## GIVEN EXERCISE:
In this exercise, reproduce all the entries that follow exactly.

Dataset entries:
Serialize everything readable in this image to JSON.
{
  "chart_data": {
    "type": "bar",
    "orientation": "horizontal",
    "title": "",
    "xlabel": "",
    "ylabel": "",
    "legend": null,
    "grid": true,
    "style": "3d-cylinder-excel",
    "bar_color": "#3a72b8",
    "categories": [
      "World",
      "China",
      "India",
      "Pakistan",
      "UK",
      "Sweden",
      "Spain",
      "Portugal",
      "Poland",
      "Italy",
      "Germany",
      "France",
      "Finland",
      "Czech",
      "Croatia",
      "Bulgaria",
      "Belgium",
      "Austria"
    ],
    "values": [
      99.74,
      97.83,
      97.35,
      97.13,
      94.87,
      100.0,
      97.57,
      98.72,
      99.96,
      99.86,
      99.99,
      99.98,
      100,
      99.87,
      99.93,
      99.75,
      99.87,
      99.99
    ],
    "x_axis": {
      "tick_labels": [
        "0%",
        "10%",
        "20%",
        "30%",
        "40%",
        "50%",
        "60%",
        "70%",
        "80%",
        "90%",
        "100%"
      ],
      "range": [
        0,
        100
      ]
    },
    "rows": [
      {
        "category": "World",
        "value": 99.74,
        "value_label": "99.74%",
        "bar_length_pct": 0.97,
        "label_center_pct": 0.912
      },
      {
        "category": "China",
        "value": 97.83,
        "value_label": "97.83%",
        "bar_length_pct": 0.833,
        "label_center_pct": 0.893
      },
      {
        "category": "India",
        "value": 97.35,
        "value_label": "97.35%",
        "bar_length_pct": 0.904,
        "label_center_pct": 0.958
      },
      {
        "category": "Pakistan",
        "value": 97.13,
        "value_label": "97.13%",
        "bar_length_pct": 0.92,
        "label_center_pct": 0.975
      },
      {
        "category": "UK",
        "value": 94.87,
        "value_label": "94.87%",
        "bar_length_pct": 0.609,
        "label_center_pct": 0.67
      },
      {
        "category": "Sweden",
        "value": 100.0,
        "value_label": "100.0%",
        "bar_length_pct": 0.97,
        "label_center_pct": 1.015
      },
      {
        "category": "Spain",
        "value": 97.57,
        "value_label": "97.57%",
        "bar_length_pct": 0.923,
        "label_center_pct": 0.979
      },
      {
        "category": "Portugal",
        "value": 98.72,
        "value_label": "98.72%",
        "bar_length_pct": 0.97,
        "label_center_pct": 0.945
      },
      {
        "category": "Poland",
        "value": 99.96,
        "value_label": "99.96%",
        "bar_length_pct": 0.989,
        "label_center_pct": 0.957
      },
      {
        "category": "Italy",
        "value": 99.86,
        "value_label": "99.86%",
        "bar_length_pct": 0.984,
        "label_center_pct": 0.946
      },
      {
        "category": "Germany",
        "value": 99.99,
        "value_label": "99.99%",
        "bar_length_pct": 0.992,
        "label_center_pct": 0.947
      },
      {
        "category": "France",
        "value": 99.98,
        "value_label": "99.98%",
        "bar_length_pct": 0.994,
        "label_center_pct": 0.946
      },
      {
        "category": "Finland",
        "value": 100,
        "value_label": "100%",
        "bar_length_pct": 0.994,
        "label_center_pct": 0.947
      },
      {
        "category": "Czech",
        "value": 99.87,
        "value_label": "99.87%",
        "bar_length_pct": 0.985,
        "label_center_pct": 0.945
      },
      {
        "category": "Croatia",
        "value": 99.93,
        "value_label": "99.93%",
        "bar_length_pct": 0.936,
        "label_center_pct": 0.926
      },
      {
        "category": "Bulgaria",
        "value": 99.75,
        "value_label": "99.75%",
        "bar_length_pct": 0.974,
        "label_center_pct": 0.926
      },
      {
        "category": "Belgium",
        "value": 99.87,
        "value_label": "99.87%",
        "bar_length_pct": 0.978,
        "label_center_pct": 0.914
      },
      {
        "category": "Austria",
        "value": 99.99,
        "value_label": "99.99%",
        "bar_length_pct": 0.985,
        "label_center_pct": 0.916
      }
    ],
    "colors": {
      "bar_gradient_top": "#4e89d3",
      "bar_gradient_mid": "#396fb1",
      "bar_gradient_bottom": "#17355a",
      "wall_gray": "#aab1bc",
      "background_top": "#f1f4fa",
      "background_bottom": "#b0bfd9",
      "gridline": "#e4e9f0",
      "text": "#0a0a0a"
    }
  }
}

## ANSWER:
Serialize everything readable in this image to JSON.
{
  "chart_data": {
    "type": "bar",
    "orientation": "horizontal",
    "title": "",
    "xlabel": "",
    "ylabel": "",
    "legend": null,
    "grid": true,
    "style": "3d-cylinder-excel",
    "bar_color": "#3a72b8",
    "categories": [
      "World",
      "China",
      "India",
      "Pakistan",
      "UK",
      "Sweden",
      "Spain",
      "Portugal",
      "Poland",
      "Italy",
      "Germany",
      "France",
      "Finland",
      "Czech",
      "Croatia",
      "Bulgaria",
      "Belgium",
      "Austria"
    ],
    "values": [
      99.74,
      97.83,
      97.35,
      97.13,
      94.87,
      100.0,
      97.57,
      98.72,
      99.96,
      99.86,
      99.99,
      99.98,
      100,
      99.87,
      99.93,
      99.75,
      99.87,
      99.99
    ],
    "x_axis": {
      "tick_labels": [
        "0%",
        "10%",
        "20%",
        "30%",
        "40%",
        "50%",
        "60%",
        "70%",
        "80%",
        "90%",
        "100%"
      ],
      "range": [
        0,
        100
      ]
    },
    "rows": [
      {
        "category": "World",
        "value": 99.74,
        "value_label": "99.74%",
        "bar_length_pct": 0.97,
        "label_center_pct": 0.912
      },
      {
        "category": "China",
        "value": 97.83,
        "value_label": "97.83%",
        "bar_length_pct": 0.833,
        "label_center_pct": 0.893
      },
      {
        "category": "India",
        "value": 97.35,
        "value_label": "97.35%",
        "bar_length_pct": 0.904,
        "label_center_pct": 0.958
      },
      {
        "category": "Pakistan",
        "value": 97.13,
        "value_label": "97.13%",
        "bar_length_pct": 0.92,
        "label_center_pct": 0.975
      },
      {
        "category": "UK",
        "value": 94.87,
        "value_label": "94.87%",
        "bar_length_pct": 0.609,
        "label_center_pct": 0.67
      },
      {
        "category": "Sweden",
        "value": 100.0,
        "value_label": "100.0%",
        "bar_length_pct": 0.97,
        "label_center_pct": 1.015
      },
      {
        "category": "Spain",
        "value": 97.57,
        "value_label": "97.57%",
        "bar_length_pct": 0.923,
        "label_center_pct": 0.979
      },
      {
        "category": "Portugal",
        "value": 98.72,
        "value_label": "98.72%",
        "bar_length_pct": 0.97,
        "label_center_pct": 0.945
      },
      {
        "category": "Poland",
        "value": 99.96,
        "value_label": "99.96%",
        "bar_length_pct": 0.989,
        "label_center_pct": 0.957
      },
      {
        "category": "Italy",
        "value": 99.86,
        "value_label": "99.86%",
        "bar_length_pct": 0.984,
        "label_center_pct": 0.946
      },
      {
        "category": "Germany",
        "value": 99.99,
        "value_label": "99.99%",
        "bar_length_pct": 0.992,
        "label_center_pct": 0.947
      },
      {
        "category": "France",
        "value": 99.98,
        "value_label": "99.98%",
        "bar_length_pct": 0.994,
        "label_center_pct": 0.946
      },
      {
        "category": "Finland",
        "value": 100,
        "value_label": "100%",
        "bar_length_pct": 0.994,
        "label_center_pct": 0.947
      },
      {
        "category": "Czech",
        "value": 99.87,
        "value_label": "99.87%",
        "bar_length_pct": 0.985,
        "label_center_pct": 0.945
      },
      {
        "category": "Croatia",
        "value": 99.93,
        "value_label": "99.93%",
        "bar_length_pct": 0.936,
        "label_center_pct": 0.926
      },
      {
        "category": "Bulgaria",
        "value": 99.75,
        "value_label": "99.75%",
        "bar_length_pct": 0.974,
        "label_center_pct": 0.926
      },
      {
        "category": "Belgium",
        "value": 99.87,
        "value_label": "99.87%",
        "bar_length_pct": 0.978,
        "label_center_pct": 0.914
      },
      {
        "category": "Austria",
        "value": 99.99,
        "value_label": "99.99%",
        "bar_length_pct": 0.985,
        "label_center_pct": 0.916
      }
    ],
    "colors": {
      "bar_gradient_top": "#4e89d3",
      "bar_gradient_mid": "#396fb1",
      "bar_gradient_bottom": "#17355a",
      "wall_gray": "#aab1bc",
      "background_top": "#f1f4fa",
      "background_bottom": "#b0bfd9",
      "gridline": "#e4e9f0",
      "text": "#0a0a0a"
    }
  }
}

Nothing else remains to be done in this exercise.